##### Data to process #####

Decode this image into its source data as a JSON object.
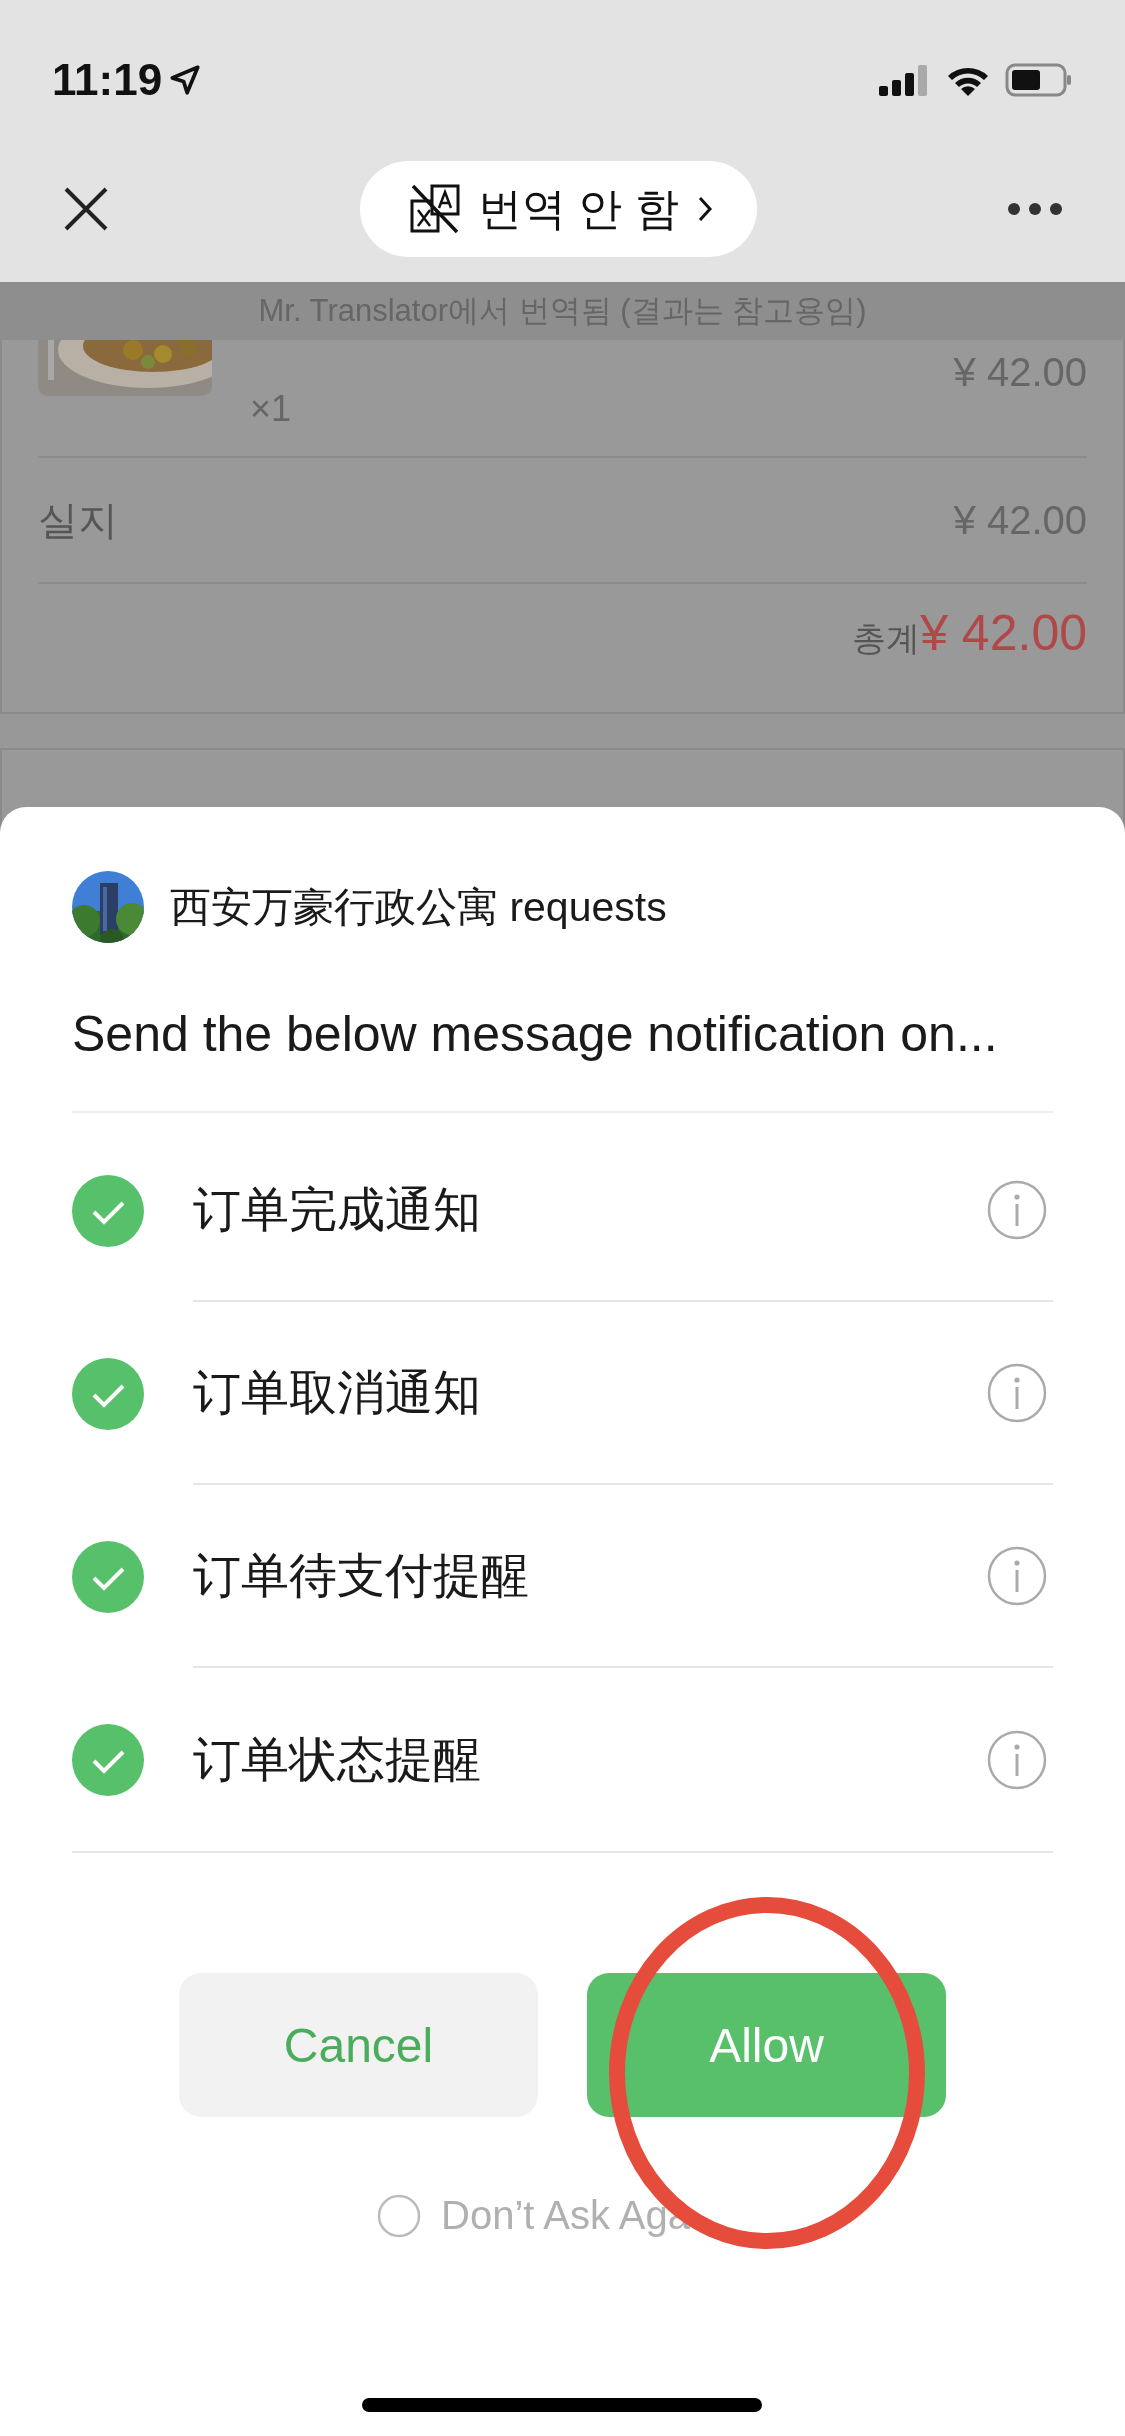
{
  "status_bar": {
    "time": "11:19"
  },
  "nav": {
    "translate_label": "번역 안 함"
  },
  "translation_notice": "Mr. Translator에서 번역됨 (결과는 참고용임)",
  "order": {
    "item": {
      "kind": "picture",
      "quantity": "×1",
      "price": "¥ 42.00"
    },
    "rows": [
      {
        "label": "실지",
        "value": "¥ 42.00"
      }
    ],
    "total": {
      "label": "총계",
      "value": "¥ 42.00"
    }
  },
  "sheet": {
    "app_name": "西安万豪行政公寓 requests",
    "message": "Send the below message notification on...",
    "items": [
      {
        "label": "订单完成通知",
        "checked": true
      },
      {
        "label": "订单取消通知",
        "checked": true
      },
      {
        "label": "订单待支付提醒",
        "checked": true
      },
      {
        "label": "订单状态提醒",
        "checked": true
      }
    ],
    "buttons": [
      {
        "label": "Cancel",
        "kind": "secondary"
      },
      {
        "label": "Allow",
        "kind": "primary"
      }
    ],
    "dont_ask_again": {
      "label": "Don’t Ask Aga",
      "checked": false
    }
  }
}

#####

• **Instruction**:
Can you retype every record above exactly, leaving out the pictures?

• **Result below**:
Decode this image into its source data as a JSON object.
{
  "status_bar": {
    "time": "11:19"
  },
  "nav": {
    "translate_label": "번역 안 함"
  },
  "translation_notice": "Mr. Translator에서 번역됨 (결과는 참고용임)",
  "order": {
    "item": {
      "kind": "picture",
      "quantity": "×1",
      "price": "¥ 42.00"
    },
    "rows": [
      {
        "label": "실지",
        "value": "¥ 42.00"
      }
    ],
    "total": {
      "label": "총계",
      "value": "¥ 42.00"
    }
  },
  "sheet": {
    "app_name": "西安万豪行政公寓 requests",
    "message": "Send the below message notification on...",
    "items": [
      {
        "label": "订单完成通知",
        "checked": true
      },
      {
        "label": "订单取消通知",
        "checked": true
      },
      {
        "label": "订单待支付提醒",
        "checked": true
      },
      {
        "label": "订单状态提醒",
        "checked": true
      }
    ],
    "buttons": [
      {
        "label": "Cancel",
        "kind": "secondary"
      },
      {
        "label": "Allow",
        "kind": "primary"
      }
    ],
    "dont_ask_again": {
      "label": "Don’t Ask Aga",
      "checked": false
    }
  }
}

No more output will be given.